Data to process:
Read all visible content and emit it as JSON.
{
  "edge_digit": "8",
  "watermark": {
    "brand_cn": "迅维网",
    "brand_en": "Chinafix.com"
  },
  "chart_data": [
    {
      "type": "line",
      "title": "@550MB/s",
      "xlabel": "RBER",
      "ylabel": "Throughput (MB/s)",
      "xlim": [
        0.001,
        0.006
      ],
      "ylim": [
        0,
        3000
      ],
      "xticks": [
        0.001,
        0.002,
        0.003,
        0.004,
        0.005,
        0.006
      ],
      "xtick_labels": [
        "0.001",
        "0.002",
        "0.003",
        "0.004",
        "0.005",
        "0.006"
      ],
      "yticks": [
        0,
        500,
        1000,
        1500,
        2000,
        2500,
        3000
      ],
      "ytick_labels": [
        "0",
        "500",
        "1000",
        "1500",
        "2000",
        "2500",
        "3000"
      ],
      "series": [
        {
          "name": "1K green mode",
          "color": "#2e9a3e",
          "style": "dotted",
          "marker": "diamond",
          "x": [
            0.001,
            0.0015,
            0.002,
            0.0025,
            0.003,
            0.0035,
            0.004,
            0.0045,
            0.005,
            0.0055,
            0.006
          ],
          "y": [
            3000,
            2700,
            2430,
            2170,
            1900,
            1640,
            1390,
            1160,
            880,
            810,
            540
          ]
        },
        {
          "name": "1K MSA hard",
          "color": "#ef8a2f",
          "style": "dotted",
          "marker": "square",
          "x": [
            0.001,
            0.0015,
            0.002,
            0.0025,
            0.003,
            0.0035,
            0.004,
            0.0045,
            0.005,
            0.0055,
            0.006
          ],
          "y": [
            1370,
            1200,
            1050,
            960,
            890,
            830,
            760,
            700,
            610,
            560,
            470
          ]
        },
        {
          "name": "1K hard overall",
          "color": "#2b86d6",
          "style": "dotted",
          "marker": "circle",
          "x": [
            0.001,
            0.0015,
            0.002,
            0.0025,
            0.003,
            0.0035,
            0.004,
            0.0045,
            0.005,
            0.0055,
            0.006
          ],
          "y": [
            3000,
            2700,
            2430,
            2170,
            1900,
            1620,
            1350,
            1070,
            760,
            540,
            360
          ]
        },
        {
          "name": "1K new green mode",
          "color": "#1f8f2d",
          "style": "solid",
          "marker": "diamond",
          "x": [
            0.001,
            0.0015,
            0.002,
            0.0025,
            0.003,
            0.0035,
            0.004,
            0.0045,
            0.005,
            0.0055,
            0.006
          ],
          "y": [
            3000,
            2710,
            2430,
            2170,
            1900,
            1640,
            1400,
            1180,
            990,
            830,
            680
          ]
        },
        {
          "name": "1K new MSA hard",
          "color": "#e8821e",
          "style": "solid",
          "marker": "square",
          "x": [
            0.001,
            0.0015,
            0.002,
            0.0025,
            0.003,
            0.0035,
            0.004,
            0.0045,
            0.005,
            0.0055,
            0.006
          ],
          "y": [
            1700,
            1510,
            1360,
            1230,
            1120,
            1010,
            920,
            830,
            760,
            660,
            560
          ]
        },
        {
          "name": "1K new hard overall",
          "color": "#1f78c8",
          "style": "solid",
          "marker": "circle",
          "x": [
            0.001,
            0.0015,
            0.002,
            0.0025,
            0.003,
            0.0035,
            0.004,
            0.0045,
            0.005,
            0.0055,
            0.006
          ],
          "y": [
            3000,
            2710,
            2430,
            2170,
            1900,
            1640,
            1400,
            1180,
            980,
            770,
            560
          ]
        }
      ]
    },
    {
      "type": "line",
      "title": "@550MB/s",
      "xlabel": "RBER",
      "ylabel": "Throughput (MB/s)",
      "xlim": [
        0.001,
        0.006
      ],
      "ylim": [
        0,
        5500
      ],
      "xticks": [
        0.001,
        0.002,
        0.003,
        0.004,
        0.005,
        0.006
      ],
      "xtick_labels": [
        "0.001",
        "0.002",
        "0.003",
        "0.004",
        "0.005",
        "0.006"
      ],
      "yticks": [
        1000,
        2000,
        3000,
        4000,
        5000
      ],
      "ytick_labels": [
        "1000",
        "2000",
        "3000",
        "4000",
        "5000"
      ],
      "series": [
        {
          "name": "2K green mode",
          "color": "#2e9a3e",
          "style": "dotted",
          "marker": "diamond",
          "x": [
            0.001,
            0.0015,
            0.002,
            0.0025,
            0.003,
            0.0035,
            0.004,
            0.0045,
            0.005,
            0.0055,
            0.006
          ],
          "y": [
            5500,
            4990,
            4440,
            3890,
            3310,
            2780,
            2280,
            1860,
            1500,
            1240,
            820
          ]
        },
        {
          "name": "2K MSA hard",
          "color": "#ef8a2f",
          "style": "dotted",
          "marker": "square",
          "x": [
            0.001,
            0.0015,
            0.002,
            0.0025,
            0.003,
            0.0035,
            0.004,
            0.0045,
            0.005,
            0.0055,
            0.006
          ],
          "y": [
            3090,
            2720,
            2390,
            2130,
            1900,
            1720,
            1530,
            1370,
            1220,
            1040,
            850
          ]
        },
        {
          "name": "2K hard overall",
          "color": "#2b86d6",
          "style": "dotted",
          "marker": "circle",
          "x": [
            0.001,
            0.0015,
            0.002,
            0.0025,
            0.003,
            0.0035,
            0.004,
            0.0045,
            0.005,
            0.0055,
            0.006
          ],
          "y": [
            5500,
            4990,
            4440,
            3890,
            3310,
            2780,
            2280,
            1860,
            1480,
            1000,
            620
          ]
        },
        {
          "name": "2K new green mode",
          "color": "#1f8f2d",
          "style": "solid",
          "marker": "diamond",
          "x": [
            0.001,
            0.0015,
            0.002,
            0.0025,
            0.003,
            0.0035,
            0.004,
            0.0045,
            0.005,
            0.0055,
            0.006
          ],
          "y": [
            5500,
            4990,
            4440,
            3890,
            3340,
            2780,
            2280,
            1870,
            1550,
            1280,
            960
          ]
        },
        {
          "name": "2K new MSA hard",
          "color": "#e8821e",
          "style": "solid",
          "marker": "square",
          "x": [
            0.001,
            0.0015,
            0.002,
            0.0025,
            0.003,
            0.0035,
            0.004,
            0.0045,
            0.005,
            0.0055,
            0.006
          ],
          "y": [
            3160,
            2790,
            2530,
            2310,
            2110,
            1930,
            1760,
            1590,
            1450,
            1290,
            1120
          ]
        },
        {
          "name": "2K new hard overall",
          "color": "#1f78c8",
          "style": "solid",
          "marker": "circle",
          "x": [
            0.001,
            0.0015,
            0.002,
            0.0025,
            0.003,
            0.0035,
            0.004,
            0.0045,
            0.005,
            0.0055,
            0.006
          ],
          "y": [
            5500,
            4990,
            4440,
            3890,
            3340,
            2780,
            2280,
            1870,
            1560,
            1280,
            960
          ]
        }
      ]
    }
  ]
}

Given instruction: Every record above must be duplicated exactly.

Output:
Read all visible content and emit it as JSON.
{
  "edge_digit": "8",
  "watermark": {
    "brand_cn": "迅维网",
    "brand_en": "Chinafix.com"
  },
  "chart_data": [
    {
      "type": "line",
      "title": "@550MB/s",
      "xlabel": "RBER",
      "ylabel": "Throughput (MB/s)",
      "xlim": [
        0.001,
        0.006
      ],
      "ylim": [
        0,
        3000
      ],
      "xticks": [
        0.001,
        0.002,
        0.003,
        0.004,
        0.005,
        0.006
      ],
      "xtick_labels": [
        "0.001",
        "0.002",
        "0.003",
        "0.004",
        "0.005",
        "0.006"
      ],
      "yticks": [
        0,
        500,
        1000,
        1500,
        2000,
        2500,
        3000
      ],
      "ytick_labels": [
        "0",
        "500",
        "1000",
        "1500",
        "2000",
        "2500",
        "3000"
      ],
      "series": [
        {
          "name": "1K green mode",
          "color": "#2e9a3e",
          "style": "dotted",
          "marker": "diamond",
          "x": [
            0.001,
            0.0015,
            0.002,
            0.0025,
            0.003,
            0.0035,
            0.004,
            0.0045,
            0.005,
            0.0055,
            0.006
          ],
          "y": [
            3000,
            2700,
            2430,
            2170,
            1900,
            1640,
            1390,
            1160,
            880,
            810,
            540
          ]
        },
        {
          "name": "1K MSA hard",
          "color": "#ef8a2f",
          "style": "dotted",
          "marker": "square",
          "x": [
            0.001,
            0.0015,
            0.002,
            0.0025,
            0.003,
            0.0035,
            0.004,
            0.0045,
            0.005,
            0.0055,
            0.006
          ],
          "y": [
            1370,
            1200,
            1050,
            960,
            890,
            830,
            760,
            700,
            610,
            560,
            470
          ]
        },
        {
          "name": "1K hard overall",
          "color": "#2b86d6",
          "style": "dotted",
          "marker": "circle",
          "x": [
            0.001,
            0.0015,
            0.002,
            0.0025,
            0.003,
            0.0035,
            0.004,
            0.0045,
            0.005,
            0.0055,
            0.006
          ],
          "y": [
            3000,
            2700,
            2430,
            2170,
            1900,
            1620,
            1350,
            1070,
            760,
            540,
            360
          ]
        },
        {
          "name": "1K new green mode",
          "color": "#1f8f2d",
          "style": "solid",
          "marker": "diamond",
          "x": [
            0.001,
            0.0015,
            0.002,
            0.0025,
            0.003,
            0.0035,
            0.004,
            0.0045,
            0.005,
            0.0055,
            0.006
          ],
          "y": [
            3000,
            2710,
            2430,
            2170,
            1900,
            1640,
            1400,
            1180,
            990,
            830,
            680
          ]
        },
        {
          "name": "1K new MSA hard",
          "color": "#e8821e",
          "style": "solid",
          "marker": "square",
          "x": [
            0.001,
            0.0015,
            0.002,
            0.0025,
            0.003,
            0.0035,
            0.004,
            0.0045,
            0.005,
            0.0055,
            0.006
          ],
          "y": [
            1700,
            1510,
            1360,
            1230,
            1120,
            1010,
            920,
            830,
            760,
            660,
            560
          ]
        },
        {
          "name": "1K new hard overall",
          "color": "#1f78c8",
          "style": "solid",
          "marker": "circle",
          "x": [
            0.001,
            0.0015,
            0.002,
            0.0025,
            0.003,
            0.0035,
            0.004,
            0.0045,
            0.005,
            0.0055,
            0.006
          ],
          "y": [
            3000,
            2710,
            2430,
            2170,
            1900,
            1640,
            1400,
            1180,
            980,
            770,
            560
          ]
        }
      ]
    },
    {
      "type": "line",
      "title": "@550MB/s",
      "xlabel": "RBER",
      "ylabel": "Throughput (MB/s)",
      "xlim": [
        0.001,
        0.006
      ],
      "ylim": [
        0,
        5500
      ],
      "xticks": [
        0.001,
        0.002,
        0.003,
        0.004,
        0.005,
        0.006
      ],
      "xtick_labels": [
        "0.001",
        "0.002",
        "0.003",
        "0.004",
        "0.005",
        "0.006"
      ],
      "yticks": [
        1000,
        2000,
        3000,
        4000,
        5000
      ],
      "ytick_labels": [
        "1000",
        "2000",
        "3000",
        "4000",
        "5000"
      ],
      "series": [
        {
          "name": "2K green mode",
          "color": "#2e9a3e",
          "style": "dotted",
          "marker": "diamond",
          "x": [
            0.001,
            0.0015,
            0.002,
            0.0025,
            0.003,
            0.0035,
            0.004,
            0.0045,
            0.005,
            0.0055,
            0.006
          ],
          "y": [
            5500,
            4990,
            4440,
            3890,
            3310,
            2780,
            2280,
            1860,
            1500,
            1240,
            820
          ]
        },
        {
          "name": "2K MSA hard",
          "color": "#ef8a2f",
          "style": "dotted",
          "marker": "square",
          "x": [
            0.001,
            0.0015,
            0.002,
            0.0025,
            0.003,
            0.0035,
            0.004,
            0.0045,
            0.005,
            0.0055,
            0.006
          ],
          "y": [
            3090,
            2720,
            2390,
            2130,
            1900,
            1720,
            1530,
            1370,
            1220,
            1040,
            850
          ]
        },
        {
          "name": "2K hard overall",
          "color": "#2b86d6",
          "style": "dotted",
          "marker": "circle",
          "x": [
            0.001,
            0.0015,
            0.002,
            0.0025,
            0.003,
            0.0035,
            0.004,
            0.0045,
            0.005,
            0.0055,
            0.006
          ],
          "y": [
            5500,
            4990,
            4440,
            3890,
            3310,
            2780,
            2280,
            1860,
            1480,
            1000,
            620
          ]
        },
        {
          "name": "2K new green mode",
          "color": "#1f8f2d",
          "style": "solid",
          "marker": "diamond",
          "x": [
            0.001,
            0.0015,
            0.002,
            0.0025,
            0.003,
            0.0035,
            0.004,
            0.0045,
            0.005,
            0.0055,
            0.006
          ],
          "y": [
            5500,
            4990,
            4440,
            3890,
            3340,
            2780,
            2280,
            1870,
            1550,
            1280,
            960
          ]
        },
        {
          "name": "2K new MSA hard",
          "color": "#e8821e",
          "style": "solid",
          "marker": "square",
          "x": [
            0.001,
            0.0015,
            0.002,
            0.0025,
            0.003,
            0.0035,
            0.004,
            0.0045,
            0.005,
            0.0055,
            0.006
          ],
          "y": [
            3160,
            2790,
            2530,
            2310,
            2110,
            1930,
            1760,
            1590,
            1450,
            1290,
            1120
          ]
        },
        {
          "name": "2K new hard overall",
          "color": "#1f78c8",
          "style": "solid",
          "marker": "circle",
          "x": [
            0.001,
            0.0015,
            0.002,
            0.0025,
            0.003,
            0.0035,
            0.004,
            0.0045,
            0.005,
            0.0055,
            0.006
          ],
          "y": [
            5500,
            4990,
            4440,
            3890,
            3340,
            2780,
            2280,
            1870,
            1560,
            1280,
            960
          ]
        }
      ]
    }
  ]
}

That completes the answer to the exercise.